Every entry that follows should be repeated exactly; drop the images.

********************

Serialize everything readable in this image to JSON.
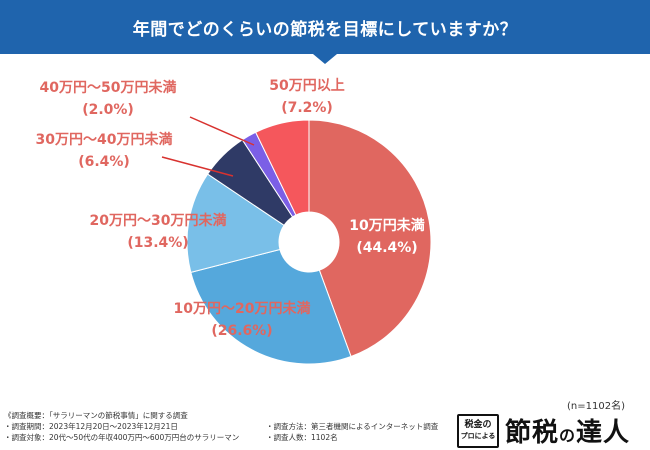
{
  "header": {
    "title": "年間でどのくらいの節税を目標にしていますか？"
  },
  "chart_data": {
    "type": "pie",
    "title": "年間でどのくらいの節税を目標にしていますか？",
    "donut": true,
    "sample_size_label": "(n=1102名)",
    "slices": [
      {
        "label": "10万円未満",
        "value": 44.4,
        "value_label": "(44.4%)",
        "color": "#e06760",
        "label_color": "#ffffff"
      },
      {
        "label": "10万円～20万円未満",
        "value": 26.6,
        "value_label": "(26.6%)",
        "color": "#55a8dc",
        "label_color": "#e06760"
      },
      {
        "label": "20万円～30万円未満",
        "value": 13.4,
        "value_label": "(13.4%)",
        "color": "#79bfe8",
        "label_color": "#e06760"
      },
      {
        "label": "30万円～40万円未満",
        "value": 6.4,
        "value_label": "(6.4%)",
        "color": "#2f3a66",
        "label_color": "#e06760"
      },
      {
        "label": "40万円～50万円未満",
        "value": 2.0,
        "value_label": "(2.0%)",
        "color": "#7b5fe6",
        "label_color": "#e06760"
      },
      {
        "label": "50万円以上",
        "value": 7.2,
        "value_label": "(7.2%)",
        "color": "#f5575c",
        "label_color": "#e06760"
      }
    ]
  },
  "footnotes": {
    "overview": "《調査概要：「サラリーマンの節税事情」に関する調査",
    "period": "・調査期間：2023年12月20日～2023年12月21日",
    "method": "・調査方法：第三者機関によるインターネット調査",
    "target": "・調査対象：20代～50代の年収400万円～600万円台のサラリーマン",
    "count": "・調査人数：1102名"
  },
  "logo": {
    "box_line1": "税金の",
    "box_line2": "プロによる",
    "main_a": "節税",
    "main_b": "の",
    "main_c": "達人"
  }
}
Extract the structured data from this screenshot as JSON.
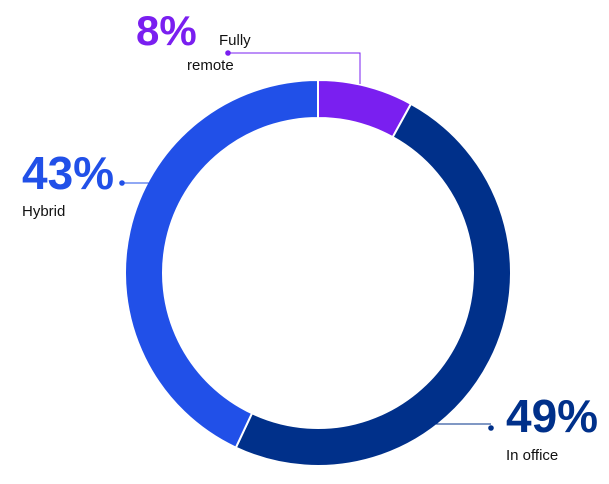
{
  "chart_data": {
    "type": "pie",
    "donut": true,
    "start_angle_deg": 0,
    "slices": [
      {
        "label_lines": [
          "Fully",
          "remote"
        ],
        "value": 8,
        "value_label": "8%",
        "color": "#7a1ff0"
      },
      {
        "label_lines": [
          "In office"
        ],
        "value": 49,
        "value_label": "49%",
        "color": "#00308a"
      },
      {
        "label_lines": [
          "Hybrid"
        ],
        "value": 43,
        "value_label": "43%",
        "color": "#2150e8"
      }
    ]
  }
}
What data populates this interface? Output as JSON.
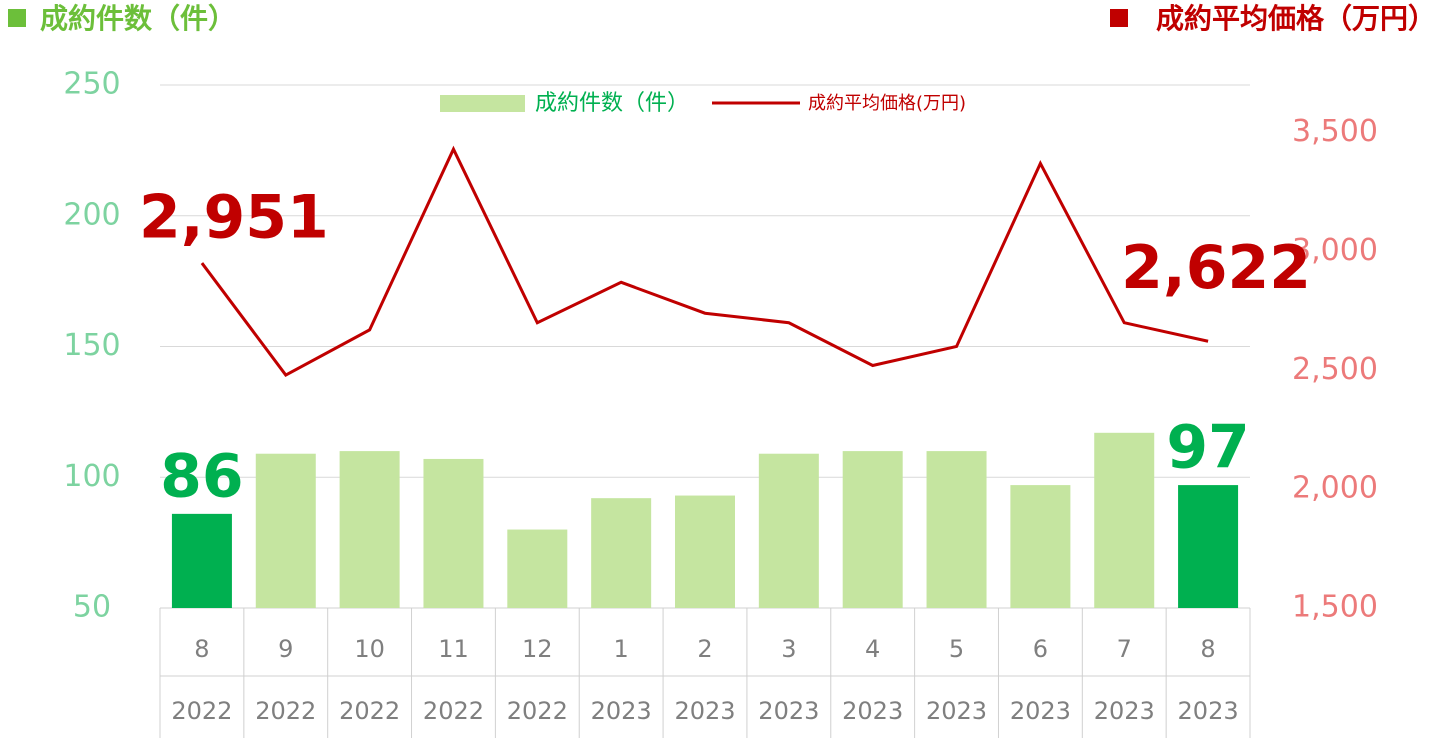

********************

* IN RESPONSE:
Serialize everything readable in this image to JSON.
{
  "header": {
    "title": "年間でどのくらいの節税を目標にしていますか？"
  },
  "chart_data": {
    "type": "pie",
    "title": "年間でどのくらいの節税を目標にしていますか？",
    "donut": true,
    "sample_size_label": "(n=1102名)",
    "slices": [
      {
        "label": "10万円未満",
        "value": 44.4,
        "value_label": "(44.4%)",
        "color": "#e06760",
        "label_color": "#ffffff"
      },
      {
        "label": "10万円～20万円未満",
        "value": 26.6,
        "value_label": "(26.6%)",
        "color": "#55a8dc",
        "label_color": "#e06760"
      },
      {
        "label": "20万円～30万円未満",
        "value": 13.4,
        "value_label": "(13.4%)",
        "color": "#79bfe8",
        "label_color": "#e06760"
      },
      {
        "label": "30万円～40万円未満",
        "value": 6.4,
        "value_label": "(6.4%)",
        "color": "#2f3a66",
        "label_color": "#e06760"
      },
      {
        "label": "40万円～50万円未満",
        "value": 2.0,
        "value_label": "(2.0%)",
        "color": "#7b5fe6",
        "label_color": "#e06760"
      },
      {
        "label": "50万円以上",
        "value": 7.2,
        "value_label": "(7.2%)",
        "color": "#f5575c",
        "label_color": "#e06760"
      }
    ]
  },
  "footnotes": {
    "overview": "《調査概要：「サラリーマンの節税事情」に関する調査",
    "period": "・調査期間：2023年12月20日～2023年12月21日",
    "method": "・調査方法：第三者機関によるインターネット調査",
    "target": "・調査対象：20代～50代の年収400万円～600万円台のサラリーマン",
    "count": "・調査人数：1102名"
  },
  "logo": {
    "box_line1": "税金の",
    "box_line2": "プロによる",
    "main_a": "節税",
    "main_b": "の",
    "main_c": "達人"
  }
}
Extract the structured data from this screenshot as JSON.
{
  "chart_data": {
    "type": "pie",
    "donut": true,
    "start_angle_deg": 0,
    "slices": [
      {
        "label_lines": [
          "Fully",
          "remote"
        ],
        "value": 8,
        "value_label": "8%",
        "color": "#7a1ff0"
      },
      {
        "label_lines": [
          "In office"
        ],
        "value": 49,
        "value_label": "49%",
        "color": "#00308a"
      },
      {
        "label_lines": [
          "Hybrid"
        ],
        "value": 43,
        "value_label": "43%",
        "color": "#2150e8"
      }
    ]
  }
}
What data populates this interface? Output as JSON.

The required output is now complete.